Records supplied -
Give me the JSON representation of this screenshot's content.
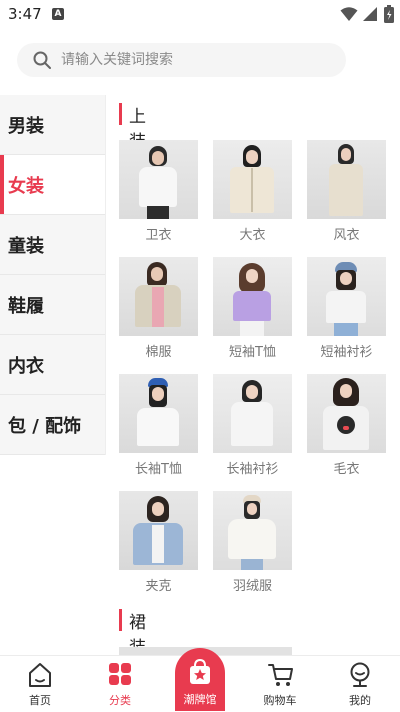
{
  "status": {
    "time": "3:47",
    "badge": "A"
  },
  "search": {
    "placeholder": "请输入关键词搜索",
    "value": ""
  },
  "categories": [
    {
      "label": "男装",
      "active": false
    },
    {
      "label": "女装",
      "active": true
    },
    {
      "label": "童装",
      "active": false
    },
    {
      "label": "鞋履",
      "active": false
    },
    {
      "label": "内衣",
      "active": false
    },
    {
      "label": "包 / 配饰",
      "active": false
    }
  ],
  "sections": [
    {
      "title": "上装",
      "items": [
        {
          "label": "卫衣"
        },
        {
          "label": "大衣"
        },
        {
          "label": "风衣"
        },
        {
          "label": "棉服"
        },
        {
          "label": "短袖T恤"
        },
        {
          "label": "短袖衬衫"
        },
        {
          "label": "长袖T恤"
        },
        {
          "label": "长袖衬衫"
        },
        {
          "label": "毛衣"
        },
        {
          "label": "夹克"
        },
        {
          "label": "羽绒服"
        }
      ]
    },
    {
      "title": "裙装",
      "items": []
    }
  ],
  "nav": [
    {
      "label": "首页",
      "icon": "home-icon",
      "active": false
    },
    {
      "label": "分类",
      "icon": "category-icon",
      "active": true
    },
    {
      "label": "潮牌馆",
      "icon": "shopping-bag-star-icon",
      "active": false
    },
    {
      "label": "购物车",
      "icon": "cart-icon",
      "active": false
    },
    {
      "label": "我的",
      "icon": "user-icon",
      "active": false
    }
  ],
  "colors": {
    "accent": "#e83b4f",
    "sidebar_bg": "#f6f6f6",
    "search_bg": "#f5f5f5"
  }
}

Exercise -
Pick out lines containing the word "icon", each one as written.

The completed task -
      "icon": "home-icon",
      "icon": "category-icon",
      "icon": "shopping-bag-star-icon",
      "icon": "cart-icon",
      "icon": "user-icon",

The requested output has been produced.